Do this: Copy each line of the listing below exactly.

Data to use:
·····
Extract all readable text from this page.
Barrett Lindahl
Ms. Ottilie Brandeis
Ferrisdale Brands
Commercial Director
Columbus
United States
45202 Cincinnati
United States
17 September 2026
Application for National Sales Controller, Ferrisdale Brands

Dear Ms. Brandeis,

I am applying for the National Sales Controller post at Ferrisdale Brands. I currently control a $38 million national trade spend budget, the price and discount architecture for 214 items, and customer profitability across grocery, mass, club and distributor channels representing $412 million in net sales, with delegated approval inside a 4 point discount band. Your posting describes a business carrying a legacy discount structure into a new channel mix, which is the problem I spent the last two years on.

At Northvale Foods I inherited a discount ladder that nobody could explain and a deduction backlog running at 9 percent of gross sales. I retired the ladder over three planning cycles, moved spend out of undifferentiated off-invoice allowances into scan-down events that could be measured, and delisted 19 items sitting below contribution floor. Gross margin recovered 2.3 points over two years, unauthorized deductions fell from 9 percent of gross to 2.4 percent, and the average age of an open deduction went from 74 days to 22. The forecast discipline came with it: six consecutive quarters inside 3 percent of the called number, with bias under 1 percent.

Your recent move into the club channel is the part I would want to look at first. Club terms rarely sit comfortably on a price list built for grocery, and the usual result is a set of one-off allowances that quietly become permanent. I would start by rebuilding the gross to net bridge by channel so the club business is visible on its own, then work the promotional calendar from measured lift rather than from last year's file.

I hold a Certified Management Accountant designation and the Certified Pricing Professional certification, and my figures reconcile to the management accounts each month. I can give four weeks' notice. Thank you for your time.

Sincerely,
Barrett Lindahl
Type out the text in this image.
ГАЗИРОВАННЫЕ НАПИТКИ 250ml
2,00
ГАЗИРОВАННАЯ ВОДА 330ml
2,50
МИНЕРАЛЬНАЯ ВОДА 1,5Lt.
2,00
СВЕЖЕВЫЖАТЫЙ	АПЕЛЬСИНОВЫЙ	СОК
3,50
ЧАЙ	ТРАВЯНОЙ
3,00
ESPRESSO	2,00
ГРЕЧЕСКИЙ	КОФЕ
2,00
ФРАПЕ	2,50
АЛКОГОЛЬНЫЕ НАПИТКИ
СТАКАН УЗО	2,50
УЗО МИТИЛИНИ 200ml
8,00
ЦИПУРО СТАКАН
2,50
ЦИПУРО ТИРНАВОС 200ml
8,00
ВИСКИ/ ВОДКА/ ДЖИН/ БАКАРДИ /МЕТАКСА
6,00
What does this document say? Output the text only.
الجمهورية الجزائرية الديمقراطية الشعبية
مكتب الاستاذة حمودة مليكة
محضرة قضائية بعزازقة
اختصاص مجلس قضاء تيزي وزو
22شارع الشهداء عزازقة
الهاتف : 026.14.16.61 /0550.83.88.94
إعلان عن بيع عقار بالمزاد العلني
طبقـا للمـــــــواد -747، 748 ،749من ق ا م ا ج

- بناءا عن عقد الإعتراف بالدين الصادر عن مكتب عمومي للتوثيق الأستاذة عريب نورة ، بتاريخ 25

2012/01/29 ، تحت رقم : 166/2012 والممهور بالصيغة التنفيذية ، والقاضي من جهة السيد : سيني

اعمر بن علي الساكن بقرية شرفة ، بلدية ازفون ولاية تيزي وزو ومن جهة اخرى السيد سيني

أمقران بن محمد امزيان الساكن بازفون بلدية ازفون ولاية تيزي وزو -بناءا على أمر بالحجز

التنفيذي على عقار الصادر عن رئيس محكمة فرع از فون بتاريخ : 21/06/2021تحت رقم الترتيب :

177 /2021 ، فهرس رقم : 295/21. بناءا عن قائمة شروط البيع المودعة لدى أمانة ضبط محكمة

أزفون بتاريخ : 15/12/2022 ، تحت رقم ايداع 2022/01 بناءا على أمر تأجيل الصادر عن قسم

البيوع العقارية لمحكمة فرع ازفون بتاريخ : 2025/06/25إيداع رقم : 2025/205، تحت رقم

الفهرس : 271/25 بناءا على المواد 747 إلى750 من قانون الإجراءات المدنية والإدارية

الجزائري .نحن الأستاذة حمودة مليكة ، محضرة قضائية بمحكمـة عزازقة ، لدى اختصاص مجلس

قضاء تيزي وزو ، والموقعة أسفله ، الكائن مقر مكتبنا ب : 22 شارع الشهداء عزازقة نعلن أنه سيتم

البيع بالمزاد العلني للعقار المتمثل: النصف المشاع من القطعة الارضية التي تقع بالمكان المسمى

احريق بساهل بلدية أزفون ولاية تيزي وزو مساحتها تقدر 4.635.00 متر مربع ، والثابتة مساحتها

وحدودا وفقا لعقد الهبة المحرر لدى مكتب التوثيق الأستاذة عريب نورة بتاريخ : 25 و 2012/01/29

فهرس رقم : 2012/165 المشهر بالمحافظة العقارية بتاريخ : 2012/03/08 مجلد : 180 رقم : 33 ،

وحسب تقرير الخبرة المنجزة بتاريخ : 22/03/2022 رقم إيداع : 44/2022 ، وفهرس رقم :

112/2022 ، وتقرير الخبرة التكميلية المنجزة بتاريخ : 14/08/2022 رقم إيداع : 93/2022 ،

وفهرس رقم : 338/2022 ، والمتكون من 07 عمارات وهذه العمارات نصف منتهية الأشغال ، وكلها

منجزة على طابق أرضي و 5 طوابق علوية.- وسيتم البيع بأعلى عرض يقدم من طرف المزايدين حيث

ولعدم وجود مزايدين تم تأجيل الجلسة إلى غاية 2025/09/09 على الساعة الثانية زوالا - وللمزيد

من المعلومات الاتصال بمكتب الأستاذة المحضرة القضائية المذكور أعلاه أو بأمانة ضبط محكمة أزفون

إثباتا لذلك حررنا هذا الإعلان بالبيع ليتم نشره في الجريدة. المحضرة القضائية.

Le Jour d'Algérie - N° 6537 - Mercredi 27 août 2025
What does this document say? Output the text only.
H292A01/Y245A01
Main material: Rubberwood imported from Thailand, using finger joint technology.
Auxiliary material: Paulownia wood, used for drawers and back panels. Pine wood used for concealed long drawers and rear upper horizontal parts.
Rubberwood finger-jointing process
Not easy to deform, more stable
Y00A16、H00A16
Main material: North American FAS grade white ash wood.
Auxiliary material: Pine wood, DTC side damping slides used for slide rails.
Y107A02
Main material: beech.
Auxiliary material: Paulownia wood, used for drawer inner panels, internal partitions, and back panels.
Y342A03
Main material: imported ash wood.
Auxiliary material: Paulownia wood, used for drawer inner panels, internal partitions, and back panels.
·····
The output:
Extract all readable text from this page.
Barrett Lindahl
Ms. Ottilie Brandeis
Ferrisdale Brands
Commercial Director
Columbus
United States
45202 Cincinnati
United States
17 September 2026
Application for National Sales Controller, Ferrisdale Brands

Dear Ms. Brandeis,

I am applying for the National Sales Controller post at Ferrisdale Brands. I currently control a $38 million national trade spend budget, the price and discount architecture for 214 items, and customer profitability across grocery, mass, club and distributor channels representing $412 million in net sales, with delegated approval inside a 4 point discount band. Your posting describes a business carrying a legacy discount structure into a new channel mix, which is the problem I spent the last two years on.

At Northvale Foods I inherited a discount ladder that nobody could explain and a deduction backlog running at 9 percent of gross sales. I retired the ladder over three planning cycles, moved spend out of undifferentiated off-invoice allowances into scan-down events that could be measured, and delisted 19 items sitting below contribution floor. Gross margin recovered 2.3 points over two years, unauthorized deductions fell from 9 percent of gross to 2.4 percent, and the average age of an open deduction went from 74 days to 22. The forecast discipline came with it: six consecutive quarters inside 3 percent of the called number, with bias under 1 percent.

Your recent move into the club channel is the part I would want to look at first. Club terms rarely sit comfortably on a price list built for grocery, and the usual result is a set of one-off allowances that quietly become permanent. I would start by rebuilding the gross to net bridge by channel so the club business is visible on its own, then work the promotional calendar from measured lift rather than from last year's file.

I hold a Certified Management Accountant designation and the Certified Pricing Professional certification, and my figures reconcile to the management accounts each month. I can give four weeks' notice. Thank you for your time.

Sincerely,
Barrett Lindahl
Type out the text in this image.
ГАЗИРОВАННЫЕ НАПИТКИ 250ml
2,00
ГАЗИРОВАННАЯ ВОДА 330ml
2,50
МИНЕРАЛЬНАЯ ВОДА 1,5Lt.
2,00
СВЕЖЕВЫЖАТЫЙ	АПЕЛЬСИНОВЫЙ	СОК
3,50
ЧАЙ	ТРАВЯНОЙ
3,00
ESPRESSO	2,00
ГРЕЧЕСКИЙ	КОФЕ
2,00
ФРАПЕ	2,50
АЛКОГОЛЬНЫЕ НАПИТКИ
СТАКАН УЗО	2,50
УЗО МИТИЛИНИ 200ml
8,00
ЦИПУРО СТАКАН
2,50
ЦИПУРО ТИРНАВОС 200ml
8,00
ВИСКИ/ ВОДКА/ ДЖИН/ БАКАРДИ /МЕТАКСА
6,00
What does this document say? Output the text only.
الجمهورية الجزائرية الديمقراطية الشعبية
مكتب الاستاذة حمودة مليكة
محضرة قضائية بعزازقة
اختصاص مجلس قضاء تيزي وزو
22شارع الشهداء عزازقة
الهاتف : 026.14.16.61 /0550.83.88.94
إعلان عن بيع عقار بالمزاد العلني
طبقـا للمـــــــواد -747، 748 ،749من ق ا م ا ج

- بناءا عن عقد الإعتراف بالدين الصادر عن مكتب عمومي للتوثيق الأستاذة عريب نورة ، بتاريخ 25

2012/01/29 ، تحت رقم : 166/2012 والممهور بالصيغة التنفيذية ، والقاضي من جهة السيد : سيني

اعمر بن علي الساكن بقرية شرفة ، بلدية ازفون ولاية تيزي وزو ومن جهة اخرى السيد سيني

أمقران بن محمد امزيان الساكن بازفون بلدية ازفون ولاية تيزي وزو -بناءا على أمر بالحجز

التنفيذي على عقار الصادر عن رئيس محكمة فرع از فون بتاريخ : 21/06/2021تحت رقم الترتيب :

177 /2021 ، فهرس رقم : 295/21. بناءا عن قائمة شروط البيع المودعة لدى أمانة ضبط محكمة

أزفون بتاريخ : 15/12/2022 ، تحت رقم ايداع 2022/01 بناءا على أمر تأجيل الصادر عن قسم

البيوع العقارية لمحكمة فرع ازفون بتاريخ : 2025/06/25إيداع رقم : 2025/205، تحت رقم

الفهرس : 271/25 بناءا على المواد 747 إلى750 من قانون الإجراءات المدنية والإدارية

الجزائري .نحن الأستاذة حمودة مليكة ، محضرة قضائية بمحكمـة عزازقة ، لدى اختصاص مجلس

قضاء تيزي وزو ، والموقعة أسفله ، الكائن مقر مكتبنا ب : 22 شارع الشهداء عزازقة نعلن أنه سيتم

البيع بالمزاد العلني للعقار المتمثل: النصف المشاع من القطعة الارضية التي تقع بالمكان المسمى

احريق بساهل بلدية أزفون ولاية تيزي وزو مساحتها تقدر 4.635.00 متر مربع ، والثابتة مساحتها

وحدودا وفقا لعقد الهبة المحرر لدى مكتب التوثيق الأستاذة عريب نورة بتاريخ : 25 و 2012/01/29

فهرس رقم : 2012/165 المشهر بالمحافظة العقارية بتاريخ : 2012/03/08 مجلد : 180 رقم : 33 ،

وحسب تقرير الخبرة المنجزة بتاريخ : 22/03/2022 رقم إيداع : 44/2022 ، وفهرس رقم :

112/2022 ، وتقرير الخبرة التكميلية المنجزة بتاريخ : 14/08/2022 رقم إيداع : 93/2022 ،

وفهرس رقم : 338/2022 ، والمتكون من 07 عمارات وهذه العمارات نصف منتهية الأشغال ، وكلها

منجزة على طابق أرضي و 5 طوابق علوية.- وسيتم البيع بأعلى عرض يقدم من طرف المزايدين حيث

ولعدم وجود مزايدين تم تأجيل الجلسة إلى غاية 2025/09/09 على الساعة الثانية زوالا - وللمزيد

من المعلومات الاتصال بمكتب الأستاذة المحضرة القضائية المذكور أعلاه أو بأمانة ضبط محكمة أزفون

إثباتا لذلك حررنا هذا الإعلان بالبيع ليتم نشره في الجريدة. المحضرة القضائية.

Le Jour d'Algérie - N° 6537 - Mercredi 27 août 2025
What does this document say? Output the text only.
H292A01/Y245A01
Main material: Rubberwood imported from Thailand, using finger joint technology.
Auxiliary material: Paulownia wood, used for drawers and back panels. Pine wood used for concealed long drawers and rear upper horizontal parts.
Rubberwood finger-jointing process
Not easy to deform, more stable
Y00A16、H00A16
Main material: North American FAS grade white ash wood.
Auxiliary material: Pine wood, DTC side damping slides used for slide rails.
Y107A02
Main material: beech.
Auxiliary material: Paulownia wood, used for drawer inner panels, internal partitions, and back panels.
Y342A03
Main material: imported ash wood.
Auxiliary material: Paulownia wood, used for drawer inner panels, internal partitions, and back panels.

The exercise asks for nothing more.